##### Given data #####

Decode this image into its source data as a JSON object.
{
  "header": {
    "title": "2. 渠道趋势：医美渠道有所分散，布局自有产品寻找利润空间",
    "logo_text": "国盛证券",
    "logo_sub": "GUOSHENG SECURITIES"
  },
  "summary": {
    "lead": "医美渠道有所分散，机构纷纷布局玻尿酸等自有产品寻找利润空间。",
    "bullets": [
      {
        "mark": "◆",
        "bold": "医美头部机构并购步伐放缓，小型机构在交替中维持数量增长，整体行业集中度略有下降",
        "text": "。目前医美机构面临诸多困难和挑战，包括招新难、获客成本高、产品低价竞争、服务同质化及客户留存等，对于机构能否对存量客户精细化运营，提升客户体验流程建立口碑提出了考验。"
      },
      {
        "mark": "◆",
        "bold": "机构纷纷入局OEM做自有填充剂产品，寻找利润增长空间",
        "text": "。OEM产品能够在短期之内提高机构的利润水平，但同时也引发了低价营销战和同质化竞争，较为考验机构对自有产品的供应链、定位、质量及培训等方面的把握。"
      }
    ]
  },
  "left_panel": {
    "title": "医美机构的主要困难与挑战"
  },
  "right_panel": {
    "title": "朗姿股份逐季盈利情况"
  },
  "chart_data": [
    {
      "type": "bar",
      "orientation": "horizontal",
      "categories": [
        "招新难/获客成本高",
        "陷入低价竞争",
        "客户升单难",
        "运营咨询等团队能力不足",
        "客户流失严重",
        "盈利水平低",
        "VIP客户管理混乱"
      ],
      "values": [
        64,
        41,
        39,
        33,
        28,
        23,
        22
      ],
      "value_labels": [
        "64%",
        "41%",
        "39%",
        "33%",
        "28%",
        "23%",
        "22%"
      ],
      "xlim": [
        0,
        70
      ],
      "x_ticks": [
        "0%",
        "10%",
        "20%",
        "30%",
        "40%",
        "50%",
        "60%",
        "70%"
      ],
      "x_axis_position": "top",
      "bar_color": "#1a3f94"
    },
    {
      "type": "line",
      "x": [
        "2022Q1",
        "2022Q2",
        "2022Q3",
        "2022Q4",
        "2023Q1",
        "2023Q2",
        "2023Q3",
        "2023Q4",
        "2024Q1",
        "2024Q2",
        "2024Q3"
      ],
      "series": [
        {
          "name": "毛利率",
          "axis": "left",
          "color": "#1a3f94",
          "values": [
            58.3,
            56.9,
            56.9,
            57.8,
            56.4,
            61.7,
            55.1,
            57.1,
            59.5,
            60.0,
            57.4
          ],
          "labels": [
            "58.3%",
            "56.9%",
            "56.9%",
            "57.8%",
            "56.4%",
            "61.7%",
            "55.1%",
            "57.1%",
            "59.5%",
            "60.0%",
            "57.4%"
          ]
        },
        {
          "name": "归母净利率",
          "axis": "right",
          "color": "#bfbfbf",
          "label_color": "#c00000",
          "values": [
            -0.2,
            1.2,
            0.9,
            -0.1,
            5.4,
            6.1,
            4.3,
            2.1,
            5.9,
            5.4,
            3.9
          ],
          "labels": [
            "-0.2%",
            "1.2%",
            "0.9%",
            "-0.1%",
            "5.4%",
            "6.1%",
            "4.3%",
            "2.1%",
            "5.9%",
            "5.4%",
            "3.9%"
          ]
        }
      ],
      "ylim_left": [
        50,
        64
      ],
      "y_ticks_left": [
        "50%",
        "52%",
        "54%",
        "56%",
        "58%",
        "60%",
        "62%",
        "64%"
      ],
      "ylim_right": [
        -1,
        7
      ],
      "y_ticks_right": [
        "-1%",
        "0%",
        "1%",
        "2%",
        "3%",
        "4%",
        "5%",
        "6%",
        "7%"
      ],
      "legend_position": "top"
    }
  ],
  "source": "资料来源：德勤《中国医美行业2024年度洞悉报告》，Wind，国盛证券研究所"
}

#####

→ **Task prompt**
Search the records for the word "医美渠道有所分散". Copy every line that has it.

→ **Exercise output**
    "title": "2. 渠道趋势：医美渠道有所分散，布局自有产品寻找利润空间",
    "lead": "医美渠道有所分散，机构纷纷布局玻尿酸等自有产品寻找利润空间。",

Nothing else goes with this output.